■ WORK TO BE COMPLETED
Seek out every line containing the word "screenshot", and copy each.

Data entries:
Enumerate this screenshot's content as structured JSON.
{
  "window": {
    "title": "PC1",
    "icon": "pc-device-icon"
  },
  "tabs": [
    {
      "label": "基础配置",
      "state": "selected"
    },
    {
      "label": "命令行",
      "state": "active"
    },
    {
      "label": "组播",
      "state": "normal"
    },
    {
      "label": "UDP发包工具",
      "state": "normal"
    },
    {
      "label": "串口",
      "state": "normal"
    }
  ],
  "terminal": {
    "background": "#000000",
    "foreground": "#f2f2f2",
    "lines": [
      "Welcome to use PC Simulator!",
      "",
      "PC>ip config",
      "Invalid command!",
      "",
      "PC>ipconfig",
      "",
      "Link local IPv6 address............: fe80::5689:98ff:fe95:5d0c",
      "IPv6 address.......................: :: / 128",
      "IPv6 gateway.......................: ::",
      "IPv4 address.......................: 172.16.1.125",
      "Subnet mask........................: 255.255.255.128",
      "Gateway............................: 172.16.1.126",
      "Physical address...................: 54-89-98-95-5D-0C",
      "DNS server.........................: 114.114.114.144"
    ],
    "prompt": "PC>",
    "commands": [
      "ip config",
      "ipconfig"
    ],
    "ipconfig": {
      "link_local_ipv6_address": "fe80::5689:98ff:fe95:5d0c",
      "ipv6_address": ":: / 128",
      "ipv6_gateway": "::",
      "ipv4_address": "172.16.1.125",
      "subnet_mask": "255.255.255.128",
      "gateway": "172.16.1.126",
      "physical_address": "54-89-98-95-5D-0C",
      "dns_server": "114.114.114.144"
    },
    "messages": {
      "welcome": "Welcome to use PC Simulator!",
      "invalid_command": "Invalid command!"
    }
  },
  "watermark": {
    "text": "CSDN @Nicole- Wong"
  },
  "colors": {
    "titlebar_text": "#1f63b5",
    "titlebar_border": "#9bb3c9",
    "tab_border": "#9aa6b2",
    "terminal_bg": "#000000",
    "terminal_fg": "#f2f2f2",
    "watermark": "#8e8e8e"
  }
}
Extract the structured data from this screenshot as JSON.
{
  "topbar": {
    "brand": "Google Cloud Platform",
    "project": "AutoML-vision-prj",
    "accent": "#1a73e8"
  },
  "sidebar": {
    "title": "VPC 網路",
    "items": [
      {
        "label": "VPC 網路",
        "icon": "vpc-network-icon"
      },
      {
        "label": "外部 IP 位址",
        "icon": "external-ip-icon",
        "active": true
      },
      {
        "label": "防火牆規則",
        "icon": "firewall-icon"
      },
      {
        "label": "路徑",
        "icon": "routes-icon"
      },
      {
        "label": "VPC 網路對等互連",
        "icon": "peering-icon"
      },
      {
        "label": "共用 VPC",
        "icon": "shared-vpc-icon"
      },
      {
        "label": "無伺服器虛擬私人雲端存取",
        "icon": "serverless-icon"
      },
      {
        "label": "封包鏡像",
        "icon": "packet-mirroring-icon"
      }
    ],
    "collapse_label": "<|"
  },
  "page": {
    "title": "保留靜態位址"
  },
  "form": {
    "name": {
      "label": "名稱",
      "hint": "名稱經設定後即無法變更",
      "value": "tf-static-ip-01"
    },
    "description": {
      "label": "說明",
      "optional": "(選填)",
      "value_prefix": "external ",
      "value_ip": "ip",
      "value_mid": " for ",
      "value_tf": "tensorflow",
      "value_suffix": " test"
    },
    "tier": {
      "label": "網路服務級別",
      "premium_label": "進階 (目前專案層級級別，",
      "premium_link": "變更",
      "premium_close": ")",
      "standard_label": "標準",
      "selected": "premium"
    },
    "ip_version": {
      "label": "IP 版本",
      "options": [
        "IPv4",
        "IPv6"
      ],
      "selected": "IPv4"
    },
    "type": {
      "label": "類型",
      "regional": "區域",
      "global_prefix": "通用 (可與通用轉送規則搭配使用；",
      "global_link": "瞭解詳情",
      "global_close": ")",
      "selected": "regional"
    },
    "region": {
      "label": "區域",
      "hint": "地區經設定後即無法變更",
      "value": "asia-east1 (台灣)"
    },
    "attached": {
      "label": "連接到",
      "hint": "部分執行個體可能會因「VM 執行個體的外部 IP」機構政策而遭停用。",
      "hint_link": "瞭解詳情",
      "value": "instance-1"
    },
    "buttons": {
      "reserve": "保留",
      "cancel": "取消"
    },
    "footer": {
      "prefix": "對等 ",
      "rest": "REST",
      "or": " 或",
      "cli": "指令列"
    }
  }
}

■ OUTPUT BELOW
Enumerate this screenshot's content as structured JSON.
Extract the structured data from this screenshot as JSON.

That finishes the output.